Aim:
Review the material and extract every line in which the word "vita" occurs.

[Saved entries]
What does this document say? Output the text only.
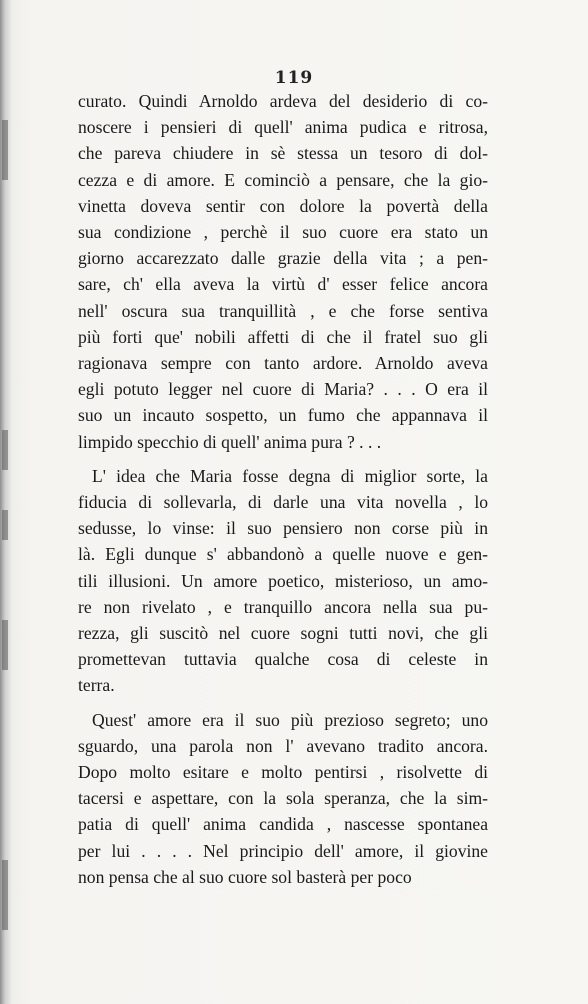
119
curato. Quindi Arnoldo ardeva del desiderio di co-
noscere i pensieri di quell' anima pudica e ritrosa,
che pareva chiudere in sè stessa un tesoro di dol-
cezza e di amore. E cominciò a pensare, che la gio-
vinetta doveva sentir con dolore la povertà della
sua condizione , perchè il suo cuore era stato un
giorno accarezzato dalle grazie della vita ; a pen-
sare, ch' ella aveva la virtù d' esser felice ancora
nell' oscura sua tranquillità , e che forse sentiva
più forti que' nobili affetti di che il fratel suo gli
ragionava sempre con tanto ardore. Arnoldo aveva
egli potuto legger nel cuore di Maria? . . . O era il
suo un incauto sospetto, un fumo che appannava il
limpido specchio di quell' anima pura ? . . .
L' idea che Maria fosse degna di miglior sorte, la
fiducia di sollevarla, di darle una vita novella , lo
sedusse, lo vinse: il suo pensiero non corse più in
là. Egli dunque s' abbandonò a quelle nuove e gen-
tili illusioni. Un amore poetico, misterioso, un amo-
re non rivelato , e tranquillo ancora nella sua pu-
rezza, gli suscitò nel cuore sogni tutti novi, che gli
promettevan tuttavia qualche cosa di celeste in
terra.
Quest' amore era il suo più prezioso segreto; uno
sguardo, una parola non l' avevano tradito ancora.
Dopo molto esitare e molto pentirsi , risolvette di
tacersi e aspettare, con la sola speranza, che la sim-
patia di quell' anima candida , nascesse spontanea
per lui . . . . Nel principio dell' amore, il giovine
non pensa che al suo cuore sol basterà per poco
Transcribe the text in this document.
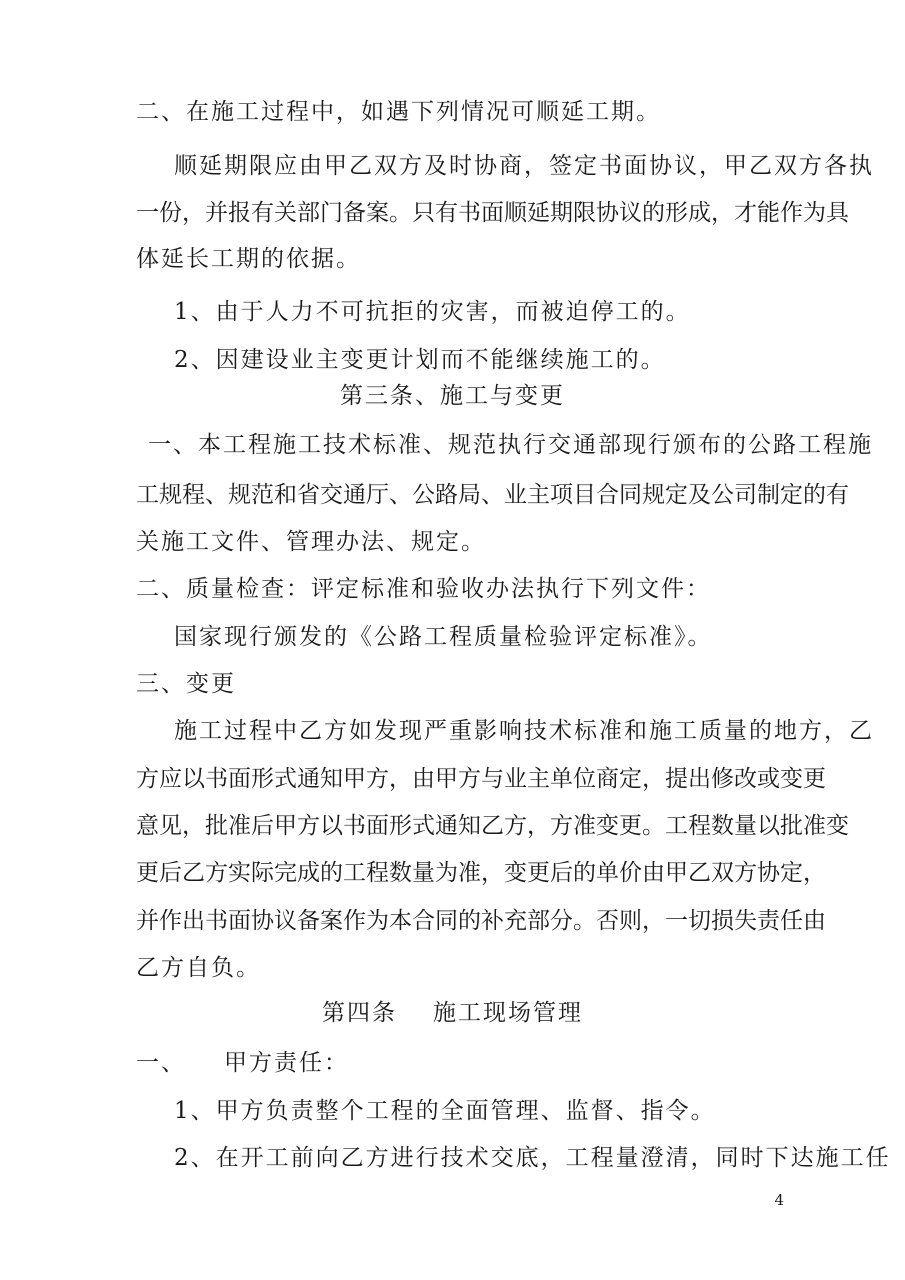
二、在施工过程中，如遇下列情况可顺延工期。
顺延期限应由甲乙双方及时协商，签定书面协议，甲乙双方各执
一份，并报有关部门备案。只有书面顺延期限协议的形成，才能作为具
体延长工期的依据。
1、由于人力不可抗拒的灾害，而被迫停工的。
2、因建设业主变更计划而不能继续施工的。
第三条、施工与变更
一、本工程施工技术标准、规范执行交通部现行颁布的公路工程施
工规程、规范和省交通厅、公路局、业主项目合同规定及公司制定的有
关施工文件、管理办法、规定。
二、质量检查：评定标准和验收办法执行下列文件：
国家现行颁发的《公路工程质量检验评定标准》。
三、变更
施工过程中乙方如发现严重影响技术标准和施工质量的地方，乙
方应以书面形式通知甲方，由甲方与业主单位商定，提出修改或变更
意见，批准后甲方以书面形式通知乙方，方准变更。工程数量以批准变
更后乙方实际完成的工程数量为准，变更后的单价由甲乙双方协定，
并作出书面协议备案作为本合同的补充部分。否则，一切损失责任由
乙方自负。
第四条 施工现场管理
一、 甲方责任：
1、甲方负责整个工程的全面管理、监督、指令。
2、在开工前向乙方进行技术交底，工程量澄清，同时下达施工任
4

Finished exercise:
giorno accarezzato dalle grazie della vita ; a pen-
fiducia di sollevarla, di darle una vita novella , lo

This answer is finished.